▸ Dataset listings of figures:

__________

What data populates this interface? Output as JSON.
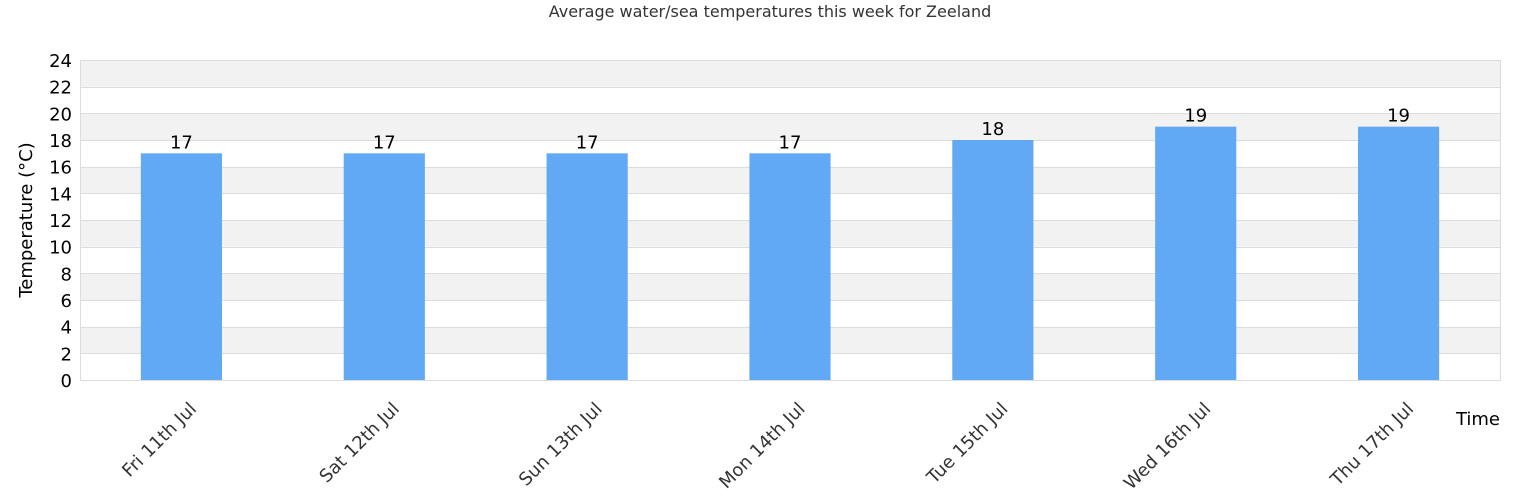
{
  "chart_data": {
    "type": "bar",
    "title": "Average water/sea temperatures this week for Zeeland",
    "xlabel": "Time",
    "ylabel": "Temperature (°C)",
    "categories": [
      "Fri 11th Jul",
      "Sat 12th Jul",
      "Sun 13th Jul",
      "Mon 14th Jul",
      "Tue 15th Jul",
      "Wed 16th Jul",
      "Thu 17th Jul"
    ],
    "values": [
      17,
      17,
      17,
      17,
      18,
      19,
      19
    ],
    "data_labels": [
      "17",
      "17",
      "17",
      "17",
      "18",
      "19",
      "19"
    ],
    "ylim": [
      0,
      24
    ],
    "yticks": [
      0,
      2,
      4,
      6,
      8,
      10,
      12,
      14,
      16,
      18,
      20,
      22,
      24
    ],
    "grid": true,
    "legend": "none",
    "colors": {
      "bar": "#61a8f5",
      "band_alt": "#f2f2f2",
      "band": "#ffffff",
      "gridline": "#dddddd",
      "text": "#000000",
      "axis_text": "#333333"
    }
  }
}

__________

▸ YOUR GOAL:
Make an exact copy of the data above, pictures excluded.

▸ EXPECTED ANSWER:
What data populates this interface? Output as JSON.
{
  "chart_data": {
    "type": "bar",
    "title": "Average water/sea temperatures this week for Zeeland",
    "xlabel": "Time",
    "ylabel": "Temperature (°C)",
    "categories": [
      "Fri 11th Jul",
      "Sat 12th Jul",
      "Sun 13th Jul",
      "Mon 14th Jul",
      "Tue 15th Jul",
      "Wed 16th Jul",
      "Thu 17th Jul"
    ],
    "values": [
      17,
      17,
      17,
      17,
      18,
      19,
      19
    ],
    "data_labels": [
      "17",
      "17",
      "17",
      "17",
      "18",
      "19",
      "19"
    ],
    "ylim": [
      0,
      24
    ],
    "yticks": [
      0,
      2,
      4,
      6,
      8,
      10,
      12,
      14,
      16,
      18,
      20,
      22,
      24
    ],
    "grid": true,
    "legend": "none",
    "colors": {
      "bar": "#61a8f5",
      "band_alt": "#f2f2f2",
      "band": "#ffffff",
      "gridline": "#dddddd",
      "text": "#000000",
      "axis_text": "#333333"
    }
  }
}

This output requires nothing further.